> _PROBLEM DETAILS_: Among the records, find the lines that hold the string "compensation" and return them.

> _EXERCISE DATA_:
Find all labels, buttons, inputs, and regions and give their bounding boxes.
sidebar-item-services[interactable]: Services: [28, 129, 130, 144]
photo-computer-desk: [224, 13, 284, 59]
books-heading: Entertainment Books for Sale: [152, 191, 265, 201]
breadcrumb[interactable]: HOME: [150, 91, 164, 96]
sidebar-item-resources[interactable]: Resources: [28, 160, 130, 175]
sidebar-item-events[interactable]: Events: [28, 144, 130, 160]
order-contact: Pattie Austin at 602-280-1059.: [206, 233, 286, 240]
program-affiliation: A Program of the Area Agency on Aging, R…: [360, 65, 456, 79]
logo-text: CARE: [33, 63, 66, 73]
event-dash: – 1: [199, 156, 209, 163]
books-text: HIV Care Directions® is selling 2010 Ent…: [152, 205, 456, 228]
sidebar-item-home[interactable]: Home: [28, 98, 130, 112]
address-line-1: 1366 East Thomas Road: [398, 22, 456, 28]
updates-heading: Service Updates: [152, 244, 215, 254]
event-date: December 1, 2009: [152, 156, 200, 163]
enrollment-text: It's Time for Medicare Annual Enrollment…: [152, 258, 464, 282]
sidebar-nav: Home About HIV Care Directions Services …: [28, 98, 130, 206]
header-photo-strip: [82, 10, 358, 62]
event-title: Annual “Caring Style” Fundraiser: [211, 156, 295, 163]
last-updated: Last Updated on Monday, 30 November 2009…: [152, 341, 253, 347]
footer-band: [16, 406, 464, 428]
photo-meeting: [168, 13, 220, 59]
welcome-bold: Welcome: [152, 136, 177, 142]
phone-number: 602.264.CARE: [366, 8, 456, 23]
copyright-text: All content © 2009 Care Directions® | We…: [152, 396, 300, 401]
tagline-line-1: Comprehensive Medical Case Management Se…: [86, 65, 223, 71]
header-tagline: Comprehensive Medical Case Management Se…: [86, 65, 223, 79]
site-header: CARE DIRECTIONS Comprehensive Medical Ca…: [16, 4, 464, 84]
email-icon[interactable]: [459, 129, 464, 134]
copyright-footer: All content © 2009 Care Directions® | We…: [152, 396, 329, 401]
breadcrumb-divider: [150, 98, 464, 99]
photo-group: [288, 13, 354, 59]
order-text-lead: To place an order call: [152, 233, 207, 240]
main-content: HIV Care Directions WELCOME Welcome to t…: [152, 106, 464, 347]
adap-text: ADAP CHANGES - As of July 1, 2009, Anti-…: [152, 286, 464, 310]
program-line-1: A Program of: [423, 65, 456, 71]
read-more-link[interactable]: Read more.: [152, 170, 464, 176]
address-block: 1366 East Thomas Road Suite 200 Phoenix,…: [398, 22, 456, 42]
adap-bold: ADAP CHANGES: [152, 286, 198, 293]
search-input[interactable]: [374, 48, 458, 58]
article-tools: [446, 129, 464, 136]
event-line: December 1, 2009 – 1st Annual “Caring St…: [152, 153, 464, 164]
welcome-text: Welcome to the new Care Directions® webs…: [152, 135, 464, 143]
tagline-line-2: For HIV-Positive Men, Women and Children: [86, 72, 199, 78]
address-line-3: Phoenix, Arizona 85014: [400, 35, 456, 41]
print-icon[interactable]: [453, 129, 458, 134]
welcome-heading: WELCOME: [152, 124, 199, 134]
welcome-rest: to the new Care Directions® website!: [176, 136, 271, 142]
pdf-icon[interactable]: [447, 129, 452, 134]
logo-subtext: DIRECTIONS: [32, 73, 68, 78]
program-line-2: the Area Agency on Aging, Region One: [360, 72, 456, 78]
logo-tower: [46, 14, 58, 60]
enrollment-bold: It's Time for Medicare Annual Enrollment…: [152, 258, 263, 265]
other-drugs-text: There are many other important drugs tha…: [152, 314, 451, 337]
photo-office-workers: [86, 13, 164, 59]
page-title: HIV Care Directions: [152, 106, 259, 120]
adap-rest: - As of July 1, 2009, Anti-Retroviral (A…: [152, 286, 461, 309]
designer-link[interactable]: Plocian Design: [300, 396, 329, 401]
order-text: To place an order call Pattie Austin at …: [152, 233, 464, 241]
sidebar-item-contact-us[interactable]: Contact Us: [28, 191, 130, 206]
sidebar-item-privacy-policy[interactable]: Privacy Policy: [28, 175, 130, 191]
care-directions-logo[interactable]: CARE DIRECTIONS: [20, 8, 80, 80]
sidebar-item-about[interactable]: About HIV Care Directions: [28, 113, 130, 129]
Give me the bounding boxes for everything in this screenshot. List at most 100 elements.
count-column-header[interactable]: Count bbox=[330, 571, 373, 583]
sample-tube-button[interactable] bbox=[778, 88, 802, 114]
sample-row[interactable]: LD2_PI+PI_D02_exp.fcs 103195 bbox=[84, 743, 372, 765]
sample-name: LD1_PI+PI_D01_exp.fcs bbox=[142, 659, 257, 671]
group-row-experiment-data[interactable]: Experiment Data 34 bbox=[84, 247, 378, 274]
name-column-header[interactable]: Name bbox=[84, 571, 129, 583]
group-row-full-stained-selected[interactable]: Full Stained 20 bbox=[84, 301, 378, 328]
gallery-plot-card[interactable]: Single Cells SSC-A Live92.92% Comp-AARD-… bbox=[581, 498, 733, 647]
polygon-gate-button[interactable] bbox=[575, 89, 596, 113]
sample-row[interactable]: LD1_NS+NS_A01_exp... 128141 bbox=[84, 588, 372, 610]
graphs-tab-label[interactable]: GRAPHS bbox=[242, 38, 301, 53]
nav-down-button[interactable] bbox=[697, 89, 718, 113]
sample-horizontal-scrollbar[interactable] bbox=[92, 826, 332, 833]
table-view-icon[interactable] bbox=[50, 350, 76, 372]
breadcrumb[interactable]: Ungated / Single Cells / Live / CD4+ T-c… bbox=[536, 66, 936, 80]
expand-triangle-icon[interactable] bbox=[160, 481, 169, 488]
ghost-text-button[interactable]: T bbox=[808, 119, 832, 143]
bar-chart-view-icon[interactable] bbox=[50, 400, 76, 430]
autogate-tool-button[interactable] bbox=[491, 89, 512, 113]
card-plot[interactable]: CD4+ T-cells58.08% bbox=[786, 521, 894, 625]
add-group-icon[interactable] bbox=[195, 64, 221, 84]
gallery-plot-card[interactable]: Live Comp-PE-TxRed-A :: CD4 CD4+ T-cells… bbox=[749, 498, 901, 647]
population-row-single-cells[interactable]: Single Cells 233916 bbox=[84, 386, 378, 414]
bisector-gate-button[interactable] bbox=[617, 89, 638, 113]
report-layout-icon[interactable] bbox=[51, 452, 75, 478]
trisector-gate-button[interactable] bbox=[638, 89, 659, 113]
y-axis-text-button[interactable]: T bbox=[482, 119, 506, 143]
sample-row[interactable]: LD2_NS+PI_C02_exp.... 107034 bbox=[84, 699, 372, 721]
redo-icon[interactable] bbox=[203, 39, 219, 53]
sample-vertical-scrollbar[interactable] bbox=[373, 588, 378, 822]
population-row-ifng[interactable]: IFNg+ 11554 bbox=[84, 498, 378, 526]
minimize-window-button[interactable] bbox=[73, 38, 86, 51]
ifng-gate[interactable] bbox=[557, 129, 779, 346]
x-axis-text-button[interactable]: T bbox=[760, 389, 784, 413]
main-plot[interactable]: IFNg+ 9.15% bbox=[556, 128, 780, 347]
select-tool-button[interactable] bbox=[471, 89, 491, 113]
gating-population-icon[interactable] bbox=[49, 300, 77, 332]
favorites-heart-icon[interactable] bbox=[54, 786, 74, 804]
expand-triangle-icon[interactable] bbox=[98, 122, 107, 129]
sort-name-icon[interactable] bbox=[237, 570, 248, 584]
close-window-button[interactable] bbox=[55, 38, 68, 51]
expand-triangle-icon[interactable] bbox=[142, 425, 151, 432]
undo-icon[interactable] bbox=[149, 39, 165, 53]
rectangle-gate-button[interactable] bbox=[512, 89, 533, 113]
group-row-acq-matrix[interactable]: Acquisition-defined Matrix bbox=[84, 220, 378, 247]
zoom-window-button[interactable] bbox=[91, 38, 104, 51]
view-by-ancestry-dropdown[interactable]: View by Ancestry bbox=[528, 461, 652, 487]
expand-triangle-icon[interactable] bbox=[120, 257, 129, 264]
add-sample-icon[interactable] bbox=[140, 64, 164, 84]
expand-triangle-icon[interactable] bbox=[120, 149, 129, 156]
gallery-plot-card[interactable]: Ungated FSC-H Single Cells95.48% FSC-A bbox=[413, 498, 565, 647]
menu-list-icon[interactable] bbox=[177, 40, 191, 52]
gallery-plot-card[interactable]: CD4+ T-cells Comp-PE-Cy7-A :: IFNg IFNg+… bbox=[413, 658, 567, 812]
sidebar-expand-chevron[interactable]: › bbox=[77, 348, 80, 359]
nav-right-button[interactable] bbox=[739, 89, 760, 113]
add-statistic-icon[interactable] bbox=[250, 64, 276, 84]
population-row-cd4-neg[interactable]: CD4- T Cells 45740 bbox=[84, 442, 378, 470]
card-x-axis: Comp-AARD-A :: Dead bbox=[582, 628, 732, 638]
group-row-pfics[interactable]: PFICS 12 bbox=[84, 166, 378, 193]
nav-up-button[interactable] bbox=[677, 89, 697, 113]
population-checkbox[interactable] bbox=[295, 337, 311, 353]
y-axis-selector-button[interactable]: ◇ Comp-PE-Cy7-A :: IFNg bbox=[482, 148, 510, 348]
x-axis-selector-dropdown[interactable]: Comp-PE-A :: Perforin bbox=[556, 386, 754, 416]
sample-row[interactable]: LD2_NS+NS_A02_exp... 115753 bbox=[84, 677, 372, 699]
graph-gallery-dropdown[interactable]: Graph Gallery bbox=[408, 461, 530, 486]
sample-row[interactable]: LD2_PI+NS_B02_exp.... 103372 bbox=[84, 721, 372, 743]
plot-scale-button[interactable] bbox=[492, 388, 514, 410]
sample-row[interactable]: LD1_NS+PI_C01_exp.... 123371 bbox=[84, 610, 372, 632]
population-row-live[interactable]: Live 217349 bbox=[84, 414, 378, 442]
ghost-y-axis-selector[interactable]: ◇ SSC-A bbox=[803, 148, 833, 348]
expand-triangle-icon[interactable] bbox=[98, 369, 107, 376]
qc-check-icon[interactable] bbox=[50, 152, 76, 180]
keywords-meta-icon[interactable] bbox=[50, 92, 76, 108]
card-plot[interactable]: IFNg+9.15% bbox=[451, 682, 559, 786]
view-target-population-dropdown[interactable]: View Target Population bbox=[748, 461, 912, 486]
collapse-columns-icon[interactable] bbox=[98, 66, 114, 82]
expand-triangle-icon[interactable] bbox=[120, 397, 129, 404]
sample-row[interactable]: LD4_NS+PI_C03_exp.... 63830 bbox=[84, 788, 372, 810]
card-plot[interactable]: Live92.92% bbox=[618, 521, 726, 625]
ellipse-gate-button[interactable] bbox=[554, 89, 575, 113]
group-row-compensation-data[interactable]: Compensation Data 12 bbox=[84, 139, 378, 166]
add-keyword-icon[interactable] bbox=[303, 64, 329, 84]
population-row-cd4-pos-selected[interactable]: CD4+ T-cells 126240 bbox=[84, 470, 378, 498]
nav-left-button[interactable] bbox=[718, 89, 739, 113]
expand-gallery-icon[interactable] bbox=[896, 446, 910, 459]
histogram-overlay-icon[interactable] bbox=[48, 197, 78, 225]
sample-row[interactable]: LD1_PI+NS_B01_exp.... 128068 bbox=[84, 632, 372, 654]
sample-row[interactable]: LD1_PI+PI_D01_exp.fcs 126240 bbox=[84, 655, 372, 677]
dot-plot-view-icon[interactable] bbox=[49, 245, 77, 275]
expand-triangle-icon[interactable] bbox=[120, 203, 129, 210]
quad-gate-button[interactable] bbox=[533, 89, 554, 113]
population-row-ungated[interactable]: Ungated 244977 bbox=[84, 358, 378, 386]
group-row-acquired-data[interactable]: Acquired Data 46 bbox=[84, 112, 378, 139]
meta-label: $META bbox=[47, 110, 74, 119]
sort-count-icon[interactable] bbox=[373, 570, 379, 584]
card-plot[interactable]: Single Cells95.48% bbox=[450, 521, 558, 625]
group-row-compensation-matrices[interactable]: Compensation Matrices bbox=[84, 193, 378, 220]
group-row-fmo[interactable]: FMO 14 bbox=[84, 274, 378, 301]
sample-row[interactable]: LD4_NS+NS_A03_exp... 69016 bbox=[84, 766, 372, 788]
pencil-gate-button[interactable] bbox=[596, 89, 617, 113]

> _SOLUTION FOR THIS TASK_:
group-row-compensation-data[interactable]: Compensation Data 12 bbox=[84, 139, 378, 166]
group-row-compensation-matrices[interactable]: Compensation Matrices bbox=[84, 193, 378, 220]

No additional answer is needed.